GIVEN INSTRUCTION:
Every line that contains the word "JSON" should be copied out.
* Start INPUT ROWS *
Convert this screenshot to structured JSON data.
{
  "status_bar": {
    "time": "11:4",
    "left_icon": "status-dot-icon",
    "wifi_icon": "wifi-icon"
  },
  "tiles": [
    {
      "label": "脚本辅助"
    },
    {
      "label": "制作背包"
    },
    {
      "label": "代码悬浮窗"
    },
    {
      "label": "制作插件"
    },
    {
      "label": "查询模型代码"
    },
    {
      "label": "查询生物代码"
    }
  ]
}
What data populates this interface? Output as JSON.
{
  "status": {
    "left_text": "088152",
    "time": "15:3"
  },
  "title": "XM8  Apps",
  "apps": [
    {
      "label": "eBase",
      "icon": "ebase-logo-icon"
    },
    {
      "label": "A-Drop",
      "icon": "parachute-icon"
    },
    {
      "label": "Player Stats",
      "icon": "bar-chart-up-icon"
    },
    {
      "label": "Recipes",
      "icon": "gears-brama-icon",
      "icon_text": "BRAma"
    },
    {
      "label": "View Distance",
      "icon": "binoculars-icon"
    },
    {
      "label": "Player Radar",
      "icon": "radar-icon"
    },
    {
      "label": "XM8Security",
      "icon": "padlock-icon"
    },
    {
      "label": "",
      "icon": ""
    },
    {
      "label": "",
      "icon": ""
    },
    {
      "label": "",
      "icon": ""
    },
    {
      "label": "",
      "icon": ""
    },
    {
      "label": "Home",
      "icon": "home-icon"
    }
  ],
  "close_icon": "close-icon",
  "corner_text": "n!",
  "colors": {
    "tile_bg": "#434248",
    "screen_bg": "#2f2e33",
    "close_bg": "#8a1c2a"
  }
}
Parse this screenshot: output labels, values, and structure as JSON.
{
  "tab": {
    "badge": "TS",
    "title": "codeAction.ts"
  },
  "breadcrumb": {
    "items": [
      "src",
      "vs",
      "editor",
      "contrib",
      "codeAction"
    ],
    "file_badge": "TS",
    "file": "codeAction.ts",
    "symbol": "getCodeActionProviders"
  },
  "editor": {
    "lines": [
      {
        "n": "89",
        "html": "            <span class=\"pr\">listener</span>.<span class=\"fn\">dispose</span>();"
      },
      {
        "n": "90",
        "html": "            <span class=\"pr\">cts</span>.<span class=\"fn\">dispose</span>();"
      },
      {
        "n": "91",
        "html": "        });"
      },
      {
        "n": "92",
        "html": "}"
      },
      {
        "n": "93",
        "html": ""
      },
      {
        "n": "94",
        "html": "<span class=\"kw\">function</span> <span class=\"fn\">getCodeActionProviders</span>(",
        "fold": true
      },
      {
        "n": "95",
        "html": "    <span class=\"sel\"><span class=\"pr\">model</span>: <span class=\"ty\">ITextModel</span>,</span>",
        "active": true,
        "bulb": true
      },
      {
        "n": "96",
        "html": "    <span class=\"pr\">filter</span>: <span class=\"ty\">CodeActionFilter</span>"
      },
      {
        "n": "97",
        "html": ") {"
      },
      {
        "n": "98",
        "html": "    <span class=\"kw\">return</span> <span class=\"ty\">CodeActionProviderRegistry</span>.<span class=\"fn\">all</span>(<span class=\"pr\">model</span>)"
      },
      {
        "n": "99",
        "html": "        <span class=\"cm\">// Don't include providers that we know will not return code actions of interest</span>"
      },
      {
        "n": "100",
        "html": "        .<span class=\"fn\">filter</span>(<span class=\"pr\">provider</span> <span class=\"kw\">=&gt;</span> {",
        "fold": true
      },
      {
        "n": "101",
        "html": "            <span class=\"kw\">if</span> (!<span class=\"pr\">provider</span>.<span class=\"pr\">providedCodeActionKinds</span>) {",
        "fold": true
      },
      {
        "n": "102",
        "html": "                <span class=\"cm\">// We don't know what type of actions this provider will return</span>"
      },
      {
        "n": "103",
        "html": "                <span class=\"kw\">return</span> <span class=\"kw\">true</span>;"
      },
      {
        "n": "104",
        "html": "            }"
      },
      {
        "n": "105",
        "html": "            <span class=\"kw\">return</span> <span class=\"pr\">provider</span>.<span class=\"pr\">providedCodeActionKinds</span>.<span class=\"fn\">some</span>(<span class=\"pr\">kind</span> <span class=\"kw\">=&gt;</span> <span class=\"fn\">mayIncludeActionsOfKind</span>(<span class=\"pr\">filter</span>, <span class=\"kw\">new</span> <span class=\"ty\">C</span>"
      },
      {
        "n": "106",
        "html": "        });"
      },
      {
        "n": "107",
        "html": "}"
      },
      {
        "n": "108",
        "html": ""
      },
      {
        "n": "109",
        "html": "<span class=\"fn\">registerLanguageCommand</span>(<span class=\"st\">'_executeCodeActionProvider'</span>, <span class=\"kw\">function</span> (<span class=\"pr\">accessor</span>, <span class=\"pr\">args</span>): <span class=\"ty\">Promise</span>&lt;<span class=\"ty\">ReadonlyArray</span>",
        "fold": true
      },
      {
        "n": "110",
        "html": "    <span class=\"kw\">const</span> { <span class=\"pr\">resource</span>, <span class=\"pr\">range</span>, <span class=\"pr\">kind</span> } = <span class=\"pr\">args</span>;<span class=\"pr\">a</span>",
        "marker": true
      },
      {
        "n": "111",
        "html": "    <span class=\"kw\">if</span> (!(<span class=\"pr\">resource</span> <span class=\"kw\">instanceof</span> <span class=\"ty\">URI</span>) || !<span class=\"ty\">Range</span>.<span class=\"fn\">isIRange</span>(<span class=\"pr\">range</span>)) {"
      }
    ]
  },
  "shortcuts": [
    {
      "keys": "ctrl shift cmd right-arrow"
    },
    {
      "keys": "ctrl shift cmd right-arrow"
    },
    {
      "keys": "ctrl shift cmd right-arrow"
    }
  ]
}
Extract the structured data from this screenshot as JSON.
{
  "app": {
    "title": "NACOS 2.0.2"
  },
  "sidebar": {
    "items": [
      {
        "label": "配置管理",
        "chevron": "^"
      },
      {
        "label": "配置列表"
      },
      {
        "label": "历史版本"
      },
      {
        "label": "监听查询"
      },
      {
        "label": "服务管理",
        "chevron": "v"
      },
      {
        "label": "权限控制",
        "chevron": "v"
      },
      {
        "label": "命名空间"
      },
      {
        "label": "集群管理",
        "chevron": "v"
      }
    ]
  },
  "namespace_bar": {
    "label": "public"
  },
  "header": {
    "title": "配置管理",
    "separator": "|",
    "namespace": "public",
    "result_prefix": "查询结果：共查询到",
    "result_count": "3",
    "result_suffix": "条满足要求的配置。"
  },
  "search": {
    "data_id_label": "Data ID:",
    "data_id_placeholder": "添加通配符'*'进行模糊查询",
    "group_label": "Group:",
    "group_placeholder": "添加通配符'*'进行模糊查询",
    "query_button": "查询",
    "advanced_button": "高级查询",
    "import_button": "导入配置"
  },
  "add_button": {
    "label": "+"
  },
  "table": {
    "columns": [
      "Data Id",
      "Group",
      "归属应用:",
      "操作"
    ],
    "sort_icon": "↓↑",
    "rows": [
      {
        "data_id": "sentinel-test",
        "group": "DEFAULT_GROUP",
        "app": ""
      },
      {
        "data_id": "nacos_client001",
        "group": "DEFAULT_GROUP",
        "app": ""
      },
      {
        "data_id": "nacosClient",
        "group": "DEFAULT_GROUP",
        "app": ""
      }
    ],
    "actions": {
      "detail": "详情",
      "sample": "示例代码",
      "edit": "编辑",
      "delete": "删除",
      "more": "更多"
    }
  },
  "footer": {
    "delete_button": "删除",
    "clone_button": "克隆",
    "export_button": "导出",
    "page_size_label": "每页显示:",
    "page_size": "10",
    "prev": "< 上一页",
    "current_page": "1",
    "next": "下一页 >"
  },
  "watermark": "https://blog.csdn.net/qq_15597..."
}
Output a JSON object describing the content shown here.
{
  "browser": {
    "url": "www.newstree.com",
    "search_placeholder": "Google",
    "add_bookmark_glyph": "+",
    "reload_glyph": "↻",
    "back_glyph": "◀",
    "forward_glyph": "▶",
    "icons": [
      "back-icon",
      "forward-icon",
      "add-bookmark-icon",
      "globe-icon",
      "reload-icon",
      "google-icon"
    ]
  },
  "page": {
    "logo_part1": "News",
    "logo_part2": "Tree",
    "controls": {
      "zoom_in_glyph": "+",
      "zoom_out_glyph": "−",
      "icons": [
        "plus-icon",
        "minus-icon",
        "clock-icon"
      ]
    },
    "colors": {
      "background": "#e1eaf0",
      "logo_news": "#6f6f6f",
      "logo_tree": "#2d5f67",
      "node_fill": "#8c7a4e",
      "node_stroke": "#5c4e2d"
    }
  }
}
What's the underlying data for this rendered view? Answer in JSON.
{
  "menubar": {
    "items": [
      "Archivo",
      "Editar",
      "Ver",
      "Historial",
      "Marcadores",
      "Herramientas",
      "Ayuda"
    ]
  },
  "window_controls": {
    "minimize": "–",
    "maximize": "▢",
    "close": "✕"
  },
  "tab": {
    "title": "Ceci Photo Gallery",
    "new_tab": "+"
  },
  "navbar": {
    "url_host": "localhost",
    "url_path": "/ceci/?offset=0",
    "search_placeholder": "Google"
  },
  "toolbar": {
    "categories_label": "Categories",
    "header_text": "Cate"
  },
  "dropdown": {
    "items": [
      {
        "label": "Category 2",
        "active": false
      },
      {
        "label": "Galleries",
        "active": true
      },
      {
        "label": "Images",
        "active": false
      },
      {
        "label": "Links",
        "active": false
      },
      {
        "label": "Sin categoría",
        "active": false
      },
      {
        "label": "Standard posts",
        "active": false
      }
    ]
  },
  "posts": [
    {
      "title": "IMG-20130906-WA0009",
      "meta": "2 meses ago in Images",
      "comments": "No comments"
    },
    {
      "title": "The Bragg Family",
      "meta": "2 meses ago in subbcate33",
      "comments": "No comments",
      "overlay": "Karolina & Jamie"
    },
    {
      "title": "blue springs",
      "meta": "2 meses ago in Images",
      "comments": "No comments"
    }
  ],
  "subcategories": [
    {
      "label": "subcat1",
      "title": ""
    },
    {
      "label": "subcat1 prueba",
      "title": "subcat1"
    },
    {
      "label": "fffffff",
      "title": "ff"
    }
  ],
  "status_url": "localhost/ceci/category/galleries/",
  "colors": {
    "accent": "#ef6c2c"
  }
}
* End INPUT ROWS *
SOLUTION FOR THIS PROBLEM:
Convert this screenshot to structured JSON data.
What data populates this interface? Output as JSON.
Parse this screenshot: output labels, values, and structure as JSON.
Extract the structured data from this screenshot as JSON.
Output a JSON object describing the content shown here.
What's the underlying data for this rendered view? Answer in JSON.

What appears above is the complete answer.